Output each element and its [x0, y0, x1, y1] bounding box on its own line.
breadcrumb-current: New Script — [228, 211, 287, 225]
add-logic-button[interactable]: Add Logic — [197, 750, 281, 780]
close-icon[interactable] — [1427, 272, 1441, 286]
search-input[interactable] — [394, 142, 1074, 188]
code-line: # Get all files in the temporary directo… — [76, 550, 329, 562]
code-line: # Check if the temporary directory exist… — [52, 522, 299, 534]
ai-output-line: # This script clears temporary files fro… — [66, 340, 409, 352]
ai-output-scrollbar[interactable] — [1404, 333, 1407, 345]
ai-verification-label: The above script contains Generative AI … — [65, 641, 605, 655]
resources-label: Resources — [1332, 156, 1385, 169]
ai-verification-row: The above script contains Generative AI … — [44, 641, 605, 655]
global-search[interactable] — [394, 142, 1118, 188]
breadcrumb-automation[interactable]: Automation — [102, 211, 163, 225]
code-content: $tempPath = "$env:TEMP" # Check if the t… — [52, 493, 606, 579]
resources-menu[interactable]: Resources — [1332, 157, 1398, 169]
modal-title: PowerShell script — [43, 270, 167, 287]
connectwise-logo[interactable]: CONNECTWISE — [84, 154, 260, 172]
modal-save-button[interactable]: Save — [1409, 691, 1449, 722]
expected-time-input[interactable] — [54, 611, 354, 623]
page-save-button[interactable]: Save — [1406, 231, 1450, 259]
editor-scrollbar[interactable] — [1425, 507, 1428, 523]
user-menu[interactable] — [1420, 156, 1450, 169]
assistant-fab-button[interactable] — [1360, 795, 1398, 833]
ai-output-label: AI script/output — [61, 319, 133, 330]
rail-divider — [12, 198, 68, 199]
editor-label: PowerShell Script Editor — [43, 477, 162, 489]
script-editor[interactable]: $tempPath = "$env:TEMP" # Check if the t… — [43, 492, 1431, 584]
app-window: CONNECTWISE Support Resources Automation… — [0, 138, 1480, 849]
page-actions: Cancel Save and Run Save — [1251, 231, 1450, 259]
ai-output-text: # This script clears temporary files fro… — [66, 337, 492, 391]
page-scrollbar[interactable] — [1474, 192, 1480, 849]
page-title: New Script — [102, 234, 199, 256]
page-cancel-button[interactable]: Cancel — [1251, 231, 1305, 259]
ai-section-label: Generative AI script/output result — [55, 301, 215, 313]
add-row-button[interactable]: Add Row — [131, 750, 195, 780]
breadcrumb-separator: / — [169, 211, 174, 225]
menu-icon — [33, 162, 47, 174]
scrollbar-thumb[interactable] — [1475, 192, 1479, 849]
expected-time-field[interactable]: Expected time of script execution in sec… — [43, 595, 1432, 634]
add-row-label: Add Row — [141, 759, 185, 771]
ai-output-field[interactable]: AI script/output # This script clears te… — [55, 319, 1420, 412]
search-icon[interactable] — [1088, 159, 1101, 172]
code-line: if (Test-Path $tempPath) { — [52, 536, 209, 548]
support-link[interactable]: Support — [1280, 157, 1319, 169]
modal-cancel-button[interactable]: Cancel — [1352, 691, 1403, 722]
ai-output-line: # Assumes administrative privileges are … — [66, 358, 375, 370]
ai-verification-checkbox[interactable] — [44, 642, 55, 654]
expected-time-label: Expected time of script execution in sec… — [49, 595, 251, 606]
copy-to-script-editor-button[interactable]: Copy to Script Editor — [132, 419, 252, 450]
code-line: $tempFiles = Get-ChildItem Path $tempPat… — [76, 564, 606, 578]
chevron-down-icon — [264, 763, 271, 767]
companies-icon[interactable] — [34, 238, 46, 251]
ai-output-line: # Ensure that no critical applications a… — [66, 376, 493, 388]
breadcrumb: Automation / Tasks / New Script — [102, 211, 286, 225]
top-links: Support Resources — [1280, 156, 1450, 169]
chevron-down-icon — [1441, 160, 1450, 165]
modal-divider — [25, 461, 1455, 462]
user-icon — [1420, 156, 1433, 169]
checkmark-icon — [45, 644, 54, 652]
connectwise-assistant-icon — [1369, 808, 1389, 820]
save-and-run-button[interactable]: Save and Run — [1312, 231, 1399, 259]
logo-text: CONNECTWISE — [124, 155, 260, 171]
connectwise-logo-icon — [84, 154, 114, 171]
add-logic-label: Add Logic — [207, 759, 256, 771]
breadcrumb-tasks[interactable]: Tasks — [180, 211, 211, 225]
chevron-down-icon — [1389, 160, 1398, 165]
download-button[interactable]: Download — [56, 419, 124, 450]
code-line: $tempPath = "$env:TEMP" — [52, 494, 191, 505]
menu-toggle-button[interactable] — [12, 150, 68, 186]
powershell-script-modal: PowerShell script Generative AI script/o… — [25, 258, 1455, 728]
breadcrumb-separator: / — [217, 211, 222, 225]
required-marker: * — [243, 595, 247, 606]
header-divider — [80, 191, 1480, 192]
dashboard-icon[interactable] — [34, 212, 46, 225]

**Exercise description**
Swap every "interactable" for "clickable" in the records, starting with the first line and going on through the line containing "rail-divider — [12, 198, 68, 199]". Give only those lines, with nothing else altered.

**The answer**
Output each element and its [x0, y0, x1, y1] bounding box on its own line.
breadcrumb-current: New Script — [228, 211, 287, 225]
add-logic-button[clickable]: Add Logic — [197, 750, 281, 780]
close-icon[clickable] — [1427, 272, 1441, 286]
search-input[clickable] — [394, 142, 1074, 188]
code-line: # Get all files in the temporary directo… — [76, 550, 329, 562]
code-line: # Check if the temporary directory exist… — [52, 522, 299, 534]
ai-output-line: # This script clears temporary files fro… — [66, 340, 409, 352]
ai-output-scrollbar[clickable] — [1404, 333, 1407, 345]
ai-verification-label: The above script contains Generative AI … — [65, 641, 605, 655]
resources-label: Resources — [1332, 156, 1385, 169]
ai-verification-row: The above script contains Generative AI … — [44, 641, 605, 655]
global-search[clickable] — [394, 142, 1118, 188]
breadcrumb-automation[clickable]: Automation — [102, 211, 163, 225]
code-content: $tempPath = "$env:TEMP" # Check if the t… — [52, 493, 606, 579]
resources-menu[clickable]: Resources — [1332, 157, 1398, 169]
modal-title: PowerShell script — [43, 270, 167, 287]
connectwise-logo[clickable]: CONNECTWISE — [84, 154, 260, 172]
modal-save-button[clickable]: Save — [1409, 691, 1449, 722]
expected-time-input[clickable] — [54, 611, 354, 623]
page-save-button[clickable]: Save — [1406, 231, 1450, 259]
editor-scrollbar[clickable] — [1425, 507, 1428, 523]
user-menu[clickable] — [1420, 156, 1450, 169]
assistant-fab-button[clickable] — [1360, 795, 1398, 833]
ai-output-label: AI script/output — [61, 319, 133, 330]
rail-divider — [12, 198, 68, 199]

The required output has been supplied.